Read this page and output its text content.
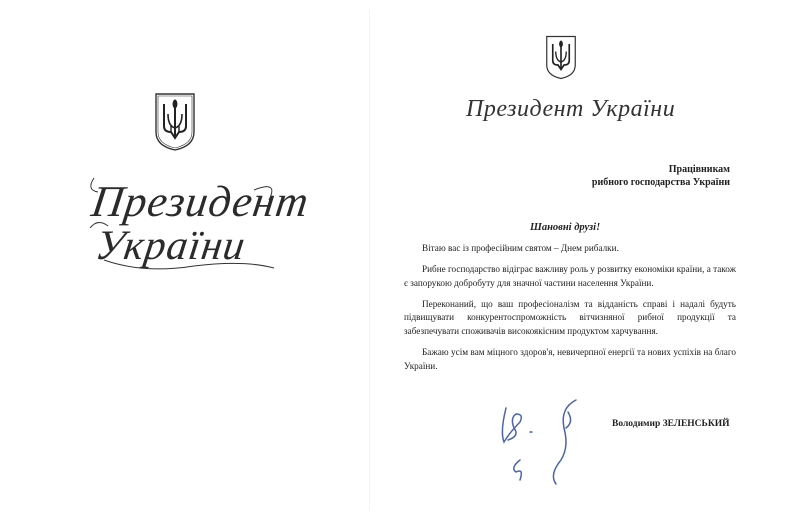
Президент
України
Президент України
Працівникам
рибного господарства України
Шановні друзі!

Вітаю вас із професійним святом – Днем рибалки.

Рибне господарство відіграє важливу роль у розвитку економіки країни, а також є запорукою добробуту для значної частини населення України.

Переконаний, що ваш професіоналізм та відданість справі і надалі будуть підвищувати конкурентоспроможність вітчизняної рибної продукції та забезпечувати споживачів високоякісним продуктом харчування.

Бажаю усім вам міцного здоров'я, невичерпної енергії та нових успіхів на благо України.

Володимир ЗЕЛЕНСЬКИЙ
- - - -
Description of the task => An exact transcription of all the entries is required, without the pictures.

Result of the exercise =>
Read this page and output its text content.
Президент
України
Президент України
Працівникам
рибного господарства України
Шановні друзі!

Вітаю вас із професійним святом – Днем рибалки.

Рибне господарство відіграє важливу роль у розвитку економіки країни, а також є запорукою добробуту для значної частини населення України.

Переконаний, що ваш професіоналізм та відданість справі і надалі будуть підвищувати конкурентоспроможність вітчизняної рибної продукції та забезпечувати споживачів високоякісним продуктом харчування.

Бажаю усім вам міцного здоров'я, невичерпної енергії та нових успіхів на благо України.

Володимир ЗЕЛЕНСЬКИЙ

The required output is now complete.